In the material below, find each line holding the string "output" and copy it.

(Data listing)
────
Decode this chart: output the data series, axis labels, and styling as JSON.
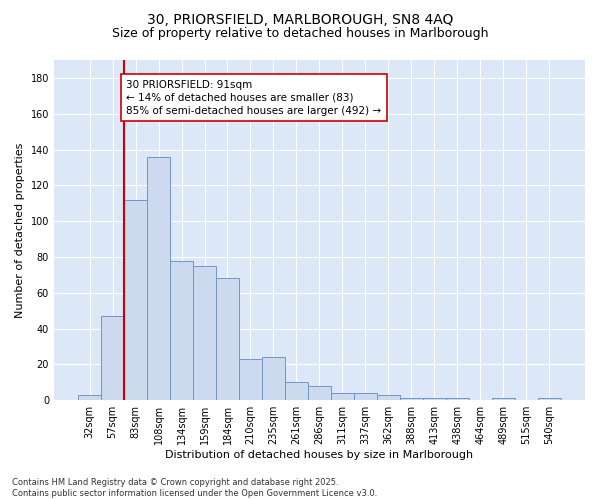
{
  "title1": "30, PRIORSFIELD, MARLBOROUGH, SN8 4AQ",
  "title2": "Size of property relative to detached houses in Marlborough",
  "xlabel": "Distribution of detached houses by size in Marlborough",
  "ylabel": "Number of detached properties",
  "footer1": "Contains HM Land Registry data © Crown copyright and database right 2025.",
  "footer2": "Contains public sector information licensed under the Open Government Licence v3.0.",
  "bar_labels": [
    "32sqm",
    "57sqm",
    "83sqm",
    "108sqm",
    "134sqm",
    "159sqm",
    "184sqm",
    "210sqm",
    "235sqm",
    "261sqm",
    "286sqm",
    "311sqm",
    "337sqm",
    "362sqm",
    "388sqm",
    "413sqm",
    "438sqm",
    "464sqm",
    "489sqm",
    "515sqm",
    "540sqm"
  ],
  "bar_values": [
    3,
    47,
    112,
    136,
    78,
    75,
    68,
    23,
    24,
    10,
    8,
    4,
    4,
    3,
    1,
    1,
    1,
    0,
    1,
    0,
    1
  ],
  "bar_color": "#cdd9ee",
  "bar_edge_color": "#7096c8",
  "vline_color": "#cc0000",
  "vline_x_index": 2,
  "annotation_text": "30 PRIORSFIELD: 91sqm\n← 14% of detached houses are smaller (83)\n85% of semi-detached houses are larger (492) →",
  "annotation_box_color": "#cc0000",
  "ylim": [
    0,
    190
  ],
  "yticks": [
    0,
    20,
    40,
    60,
    80,
    100,
    120,
    140,
    160,
    180
  ],
  "background_color": "#dce8f8",
  "grid_color": "#ffffff",
  "title1_fontsize": 10,
  "title2_fontsize": 9,
  "axis_label_fontsize": 8,
  "tick_fontsize": 7,
  "annotation_fontsize": 7.5,
  "footer_fontsize": 6,
  "bar_width": 1.0
}
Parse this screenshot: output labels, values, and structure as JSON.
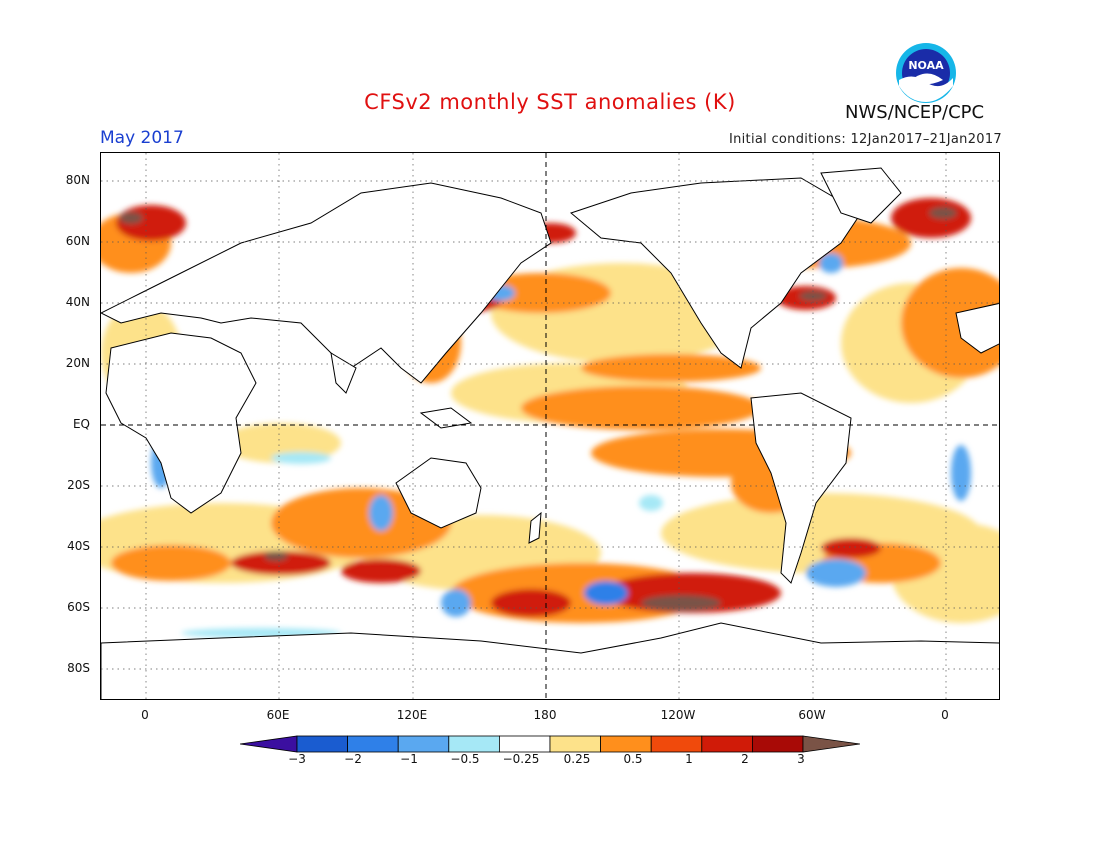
{
  "title": "CFSv2 monthly SST anomalies (K)",
  "month": "May 2017",
  "initial_conditions": "Initial conditions: 12Jan2017–21Jan2017",
  "agency": "NWS/NCEP/CPC",
  "logo_text": "NOAA",
  "lat_labels": [
    "80N",
    "60N",
    "40N",
    "20N",
    "EQ",
    "20S",
    "40S",
    "60S",
    "80S"
  ],
  "lon_labels": [
    "0",
    "60E",
    "120E",
    "180",
    "120W",
    "60W",
    "0"
  ],
  "colorbar": {
    "ticks": [
      "−3",
      "−2",
      "−1",
      "−0.5",
      "−0.25",
      "0.25",
      "0.5",
      "1",
      "2",
      "3"
    ],
    "colors": [
      "#3b0fa0",
      "#1a5cd0",
      "#2f80e8",
      "#5aa8f0",
      "#a6e8f6",
      "#ffffff",
      "#fde28a",
      "#ff8f1c",
      "#f04a0c",
      "#d01b08",
      "#a80a06",
      "#7a5346"
    ]
  },
  "icons": {
    "logo": "noaa-logo-icon"
  }
}
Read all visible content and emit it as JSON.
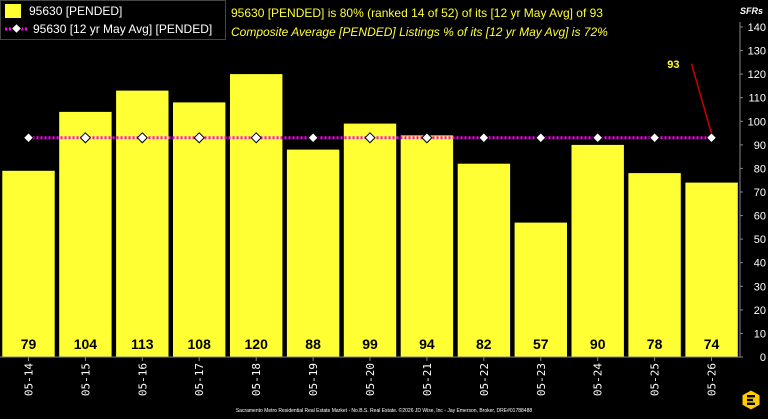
{
  "legend": {
    "bars": "95630 [PENDED]",
    "avg_line": "95630 [12 yr May Avg] [PENDED]"
  },
  "headline": {
    "line1": "95630 [PENDED] is 80% (ranked 14 of 52) of its [12 yr May Avg] of 93",
    "line2": "Composite Average [PENDED] Listings % of its [12 yr May Avg] is 72%"
  },
  "unit_label": "SFRs",
  "avg_callout": "93",
  "footer": "Sacramento Metro Residential Real Estate Market - No.B.S. Real Estate. ©2026 JD Wise, Inc - Jay Emerson, Broker, DRE#01788488",
  "colors": {
    "bar": "#ffff33",
    "avg_line": "#ff00ff",
    "callout_line": "#cc0000",
    "callout_text": "#ffff33",
    "background": "#000000"
  },
  "chart_data": {
    "type": "bar",
    "categories": [
      "05-14",
      "05-15",
      "05-16",
      "05-17",
      "05-18",
      "05-19",
      "05-20",
      "05-21",
      "05-22",
      "05-23",
      "05-24",
      "05-25",
      "05-26"
    ],
    "series": [
      {
        "name": "95630 [PENDED]",
        "type": "bar",
        "values": [
          79,
          104,
          113,
          108,
          120,
          88,
          99,
          94,
          82,
          57,
          90,
          78,
          74
        ]
      },
      {
        "name": "95630 [12 yr May Avg] [PENDED]",
        "type": "line",
        "values": [
          93,
          93,
          93,
          93,
          93,
          93,
          93,
          93,
          93,
          93,
          93,
          93,
          93
        ]
      }
    ],
    "ylim": [
      0,
      140
    ],
    "yticks": [
      0,
      10,
      20,
      30,
      40,
      50,
      60,
      70,
      80,
      90,
      100,
      110,
      120,
      130,
      140
    ],
    "grid": false,
    "legend_position": "top-left",
    "y_axis_position": "right"
  }
}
────
## [Solution to the exercise]
Decode this chart: output the data series, axis labels, and styling as JSON.
Parse this screenshot: output labels, values, and structure as JSON.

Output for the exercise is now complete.